◆ **What this task involves**
Return only this: the line with "What does this" and all the lines that follow it below, through the final one, exactly as they are.

Stored items:
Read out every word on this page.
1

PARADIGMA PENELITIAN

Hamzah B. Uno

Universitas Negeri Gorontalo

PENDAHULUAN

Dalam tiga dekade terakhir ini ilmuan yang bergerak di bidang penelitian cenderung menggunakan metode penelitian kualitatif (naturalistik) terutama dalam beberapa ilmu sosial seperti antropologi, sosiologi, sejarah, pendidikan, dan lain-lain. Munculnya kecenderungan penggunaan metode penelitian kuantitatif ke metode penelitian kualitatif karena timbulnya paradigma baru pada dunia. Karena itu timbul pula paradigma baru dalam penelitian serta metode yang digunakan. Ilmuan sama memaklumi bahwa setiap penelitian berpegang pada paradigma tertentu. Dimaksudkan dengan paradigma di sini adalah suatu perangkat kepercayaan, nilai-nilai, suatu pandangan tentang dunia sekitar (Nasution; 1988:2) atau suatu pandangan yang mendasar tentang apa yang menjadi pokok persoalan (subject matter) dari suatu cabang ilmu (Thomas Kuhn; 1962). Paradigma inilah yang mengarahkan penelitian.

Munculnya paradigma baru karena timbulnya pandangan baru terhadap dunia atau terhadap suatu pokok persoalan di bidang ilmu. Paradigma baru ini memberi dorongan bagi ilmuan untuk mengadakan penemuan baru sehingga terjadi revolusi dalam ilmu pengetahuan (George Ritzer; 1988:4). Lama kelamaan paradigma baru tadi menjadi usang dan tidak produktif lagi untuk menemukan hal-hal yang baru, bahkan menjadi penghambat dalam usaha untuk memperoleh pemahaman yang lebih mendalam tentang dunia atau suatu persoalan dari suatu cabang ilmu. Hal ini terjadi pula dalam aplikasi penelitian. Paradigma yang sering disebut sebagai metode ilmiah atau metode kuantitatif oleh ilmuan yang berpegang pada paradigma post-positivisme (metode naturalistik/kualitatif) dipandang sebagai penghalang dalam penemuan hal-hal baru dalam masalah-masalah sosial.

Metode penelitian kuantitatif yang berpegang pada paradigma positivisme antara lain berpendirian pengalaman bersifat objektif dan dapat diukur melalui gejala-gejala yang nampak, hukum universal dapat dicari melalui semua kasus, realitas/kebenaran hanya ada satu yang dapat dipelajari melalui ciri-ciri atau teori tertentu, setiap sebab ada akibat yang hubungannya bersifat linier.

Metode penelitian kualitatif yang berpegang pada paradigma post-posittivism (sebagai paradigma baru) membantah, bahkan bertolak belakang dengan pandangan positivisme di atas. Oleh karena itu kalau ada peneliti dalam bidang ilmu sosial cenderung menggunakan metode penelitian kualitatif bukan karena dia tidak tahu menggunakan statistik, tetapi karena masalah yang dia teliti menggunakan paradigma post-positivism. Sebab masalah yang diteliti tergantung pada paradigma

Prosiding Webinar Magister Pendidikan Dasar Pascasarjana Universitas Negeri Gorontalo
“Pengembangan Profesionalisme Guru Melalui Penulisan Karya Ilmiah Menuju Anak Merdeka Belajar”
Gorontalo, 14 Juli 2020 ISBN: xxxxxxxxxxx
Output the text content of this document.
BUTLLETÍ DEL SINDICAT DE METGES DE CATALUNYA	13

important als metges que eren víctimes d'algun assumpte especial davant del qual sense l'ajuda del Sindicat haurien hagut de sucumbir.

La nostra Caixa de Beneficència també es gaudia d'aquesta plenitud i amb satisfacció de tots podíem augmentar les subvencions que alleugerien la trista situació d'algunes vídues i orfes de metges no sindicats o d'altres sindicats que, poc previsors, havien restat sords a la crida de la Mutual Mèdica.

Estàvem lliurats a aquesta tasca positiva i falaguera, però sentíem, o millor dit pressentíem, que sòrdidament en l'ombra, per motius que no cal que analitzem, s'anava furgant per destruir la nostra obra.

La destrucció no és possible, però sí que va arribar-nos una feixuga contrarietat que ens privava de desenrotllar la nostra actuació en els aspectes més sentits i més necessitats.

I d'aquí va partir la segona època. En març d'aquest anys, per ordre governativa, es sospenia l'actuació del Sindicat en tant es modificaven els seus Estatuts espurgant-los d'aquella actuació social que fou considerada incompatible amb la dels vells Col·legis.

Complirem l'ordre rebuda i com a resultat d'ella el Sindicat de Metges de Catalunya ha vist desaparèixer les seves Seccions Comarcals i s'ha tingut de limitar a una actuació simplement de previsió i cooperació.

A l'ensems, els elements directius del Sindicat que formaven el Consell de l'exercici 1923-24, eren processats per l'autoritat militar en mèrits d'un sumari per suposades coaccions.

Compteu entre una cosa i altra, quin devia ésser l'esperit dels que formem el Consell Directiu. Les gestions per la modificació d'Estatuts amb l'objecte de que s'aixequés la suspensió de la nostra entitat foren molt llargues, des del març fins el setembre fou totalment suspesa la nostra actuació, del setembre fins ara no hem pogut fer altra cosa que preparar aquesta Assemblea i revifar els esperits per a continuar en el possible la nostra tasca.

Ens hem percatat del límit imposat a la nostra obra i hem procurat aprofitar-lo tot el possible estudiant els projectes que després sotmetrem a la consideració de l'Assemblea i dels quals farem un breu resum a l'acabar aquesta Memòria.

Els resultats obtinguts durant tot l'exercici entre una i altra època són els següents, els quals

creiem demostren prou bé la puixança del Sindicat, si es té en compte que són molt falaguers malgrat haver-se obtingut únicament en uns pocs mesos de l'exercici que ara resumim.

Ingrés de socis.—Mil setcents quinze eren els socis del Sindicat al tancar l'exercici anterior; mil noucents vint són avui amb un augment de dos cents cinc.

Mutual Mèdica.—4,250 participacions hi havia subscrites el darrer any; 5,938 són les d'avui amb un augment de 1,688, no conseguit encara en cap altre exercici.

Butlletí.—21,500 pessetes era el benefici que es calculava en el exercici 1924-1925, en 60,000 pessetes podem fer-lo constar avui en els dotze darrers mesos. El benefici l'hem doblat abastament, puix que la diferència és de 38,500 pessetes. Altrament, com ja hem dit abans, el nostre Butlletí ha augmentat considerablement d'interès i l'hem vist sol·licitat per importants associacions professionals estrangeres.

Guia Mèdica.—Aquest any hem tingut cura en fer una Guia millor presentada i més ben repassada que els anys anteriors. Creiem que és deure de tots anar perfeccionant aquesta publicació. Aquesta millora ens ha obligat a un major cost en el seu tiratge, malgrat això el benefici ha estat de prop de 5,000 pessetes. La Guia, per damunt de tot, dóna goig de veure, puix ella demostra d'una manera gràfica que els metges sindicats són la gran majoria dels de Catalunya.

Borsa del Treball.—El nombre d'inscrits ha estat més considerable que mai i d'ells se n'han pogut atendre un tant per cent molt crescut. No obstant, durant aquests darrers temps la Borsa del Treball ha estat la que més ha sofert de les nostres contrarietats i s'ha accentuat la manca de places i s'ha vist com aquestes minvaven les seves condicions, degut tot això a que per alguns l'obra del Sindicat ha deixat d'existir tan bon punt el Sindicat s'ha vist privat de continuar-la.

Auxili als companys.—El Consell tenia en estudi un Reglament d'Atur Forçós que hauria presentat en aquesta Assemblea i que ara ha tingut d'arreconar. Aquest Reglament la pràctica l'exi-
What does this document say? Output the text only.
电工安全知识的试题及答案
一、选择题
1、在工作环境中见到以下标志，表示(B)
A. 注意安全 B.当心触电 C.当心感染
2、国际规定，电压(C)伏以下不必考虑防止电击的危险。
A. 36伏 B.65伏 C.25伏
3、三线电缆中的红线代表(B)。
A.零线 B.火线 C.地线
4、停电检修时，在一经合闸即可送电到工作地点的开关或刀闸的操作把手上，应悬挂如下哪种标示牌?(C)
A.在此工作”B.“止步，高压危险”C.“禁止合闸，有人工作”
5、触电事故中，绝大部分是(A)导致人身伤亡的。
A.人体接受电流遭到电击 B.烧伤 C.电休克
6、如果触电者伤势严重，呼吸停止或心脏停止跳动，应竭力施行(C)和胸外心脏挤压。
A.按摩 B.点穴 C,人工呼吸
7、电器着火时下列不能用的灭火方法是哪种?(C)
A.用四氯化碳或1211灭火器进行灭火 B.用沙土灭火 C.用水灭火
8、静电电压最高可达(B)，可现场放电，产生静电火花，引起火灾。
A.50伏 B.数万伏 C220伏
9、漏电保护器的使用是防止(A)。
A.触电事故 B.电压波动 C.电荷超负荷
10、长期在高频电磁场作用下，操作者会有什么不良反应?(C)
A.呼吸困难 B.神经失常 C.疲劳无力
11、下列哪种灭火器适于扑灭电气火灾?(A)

◆ **Task result**
What does this document say? Output the text only.
电工安全知识的试题及答案
一、选择题
1、在工作环境中见到以下标志，表示(B)
A. 注意安全 B.当心触电 C.当心感染
2、国际规定，电压(C)伏以下不必考虑防止电击的危险。
A. 36伏 B.65伏 C.25伏
3、三线电缆中的红线代表(B)。
A.零线 B.火线 C.地线
4、停电检修时，在一经合闸即可送电到工作地点的开关或刀闸的操作把手上，应悬挂如下哪种标示牌?(C)
A.在此工作”B.“止步，高压危险”C.“禁止合闸，有人工作”
5、触电事故中，绝大部分是(A)导致人身伤亡的。
A.人体接受电流遭到电击 B.烧伤 C.电休克
6、如果触电者伤势严重，呼吸停止或心脏停止跳动，应竭力施行(C)和胸外心脏挤压。
A.按摩 B.点穴 C,人工呼吸
7、电器着火时下列不能用的灭火方法是哪种?(C)
A.用四氯化碳或1211灭火器进行灭火 B.用沙土灭火 C.用水灭火
8、静电电压最高可达(B)，可现场放电，产生静电火花，引起火灾。
A.50伏 B.数万伏 C220伏
9、漏电保护器的使用是防止(A)。
A.触电事故 B.电压波动 C.电荷超负荷
10、长期在高频电磁场作用下，操作者会有什么不良反应?(C)
A.呼吸困难 B.神经失常 C.疲劳无力
11、下列哪种灭火器适于扑灭电气火灾?(A)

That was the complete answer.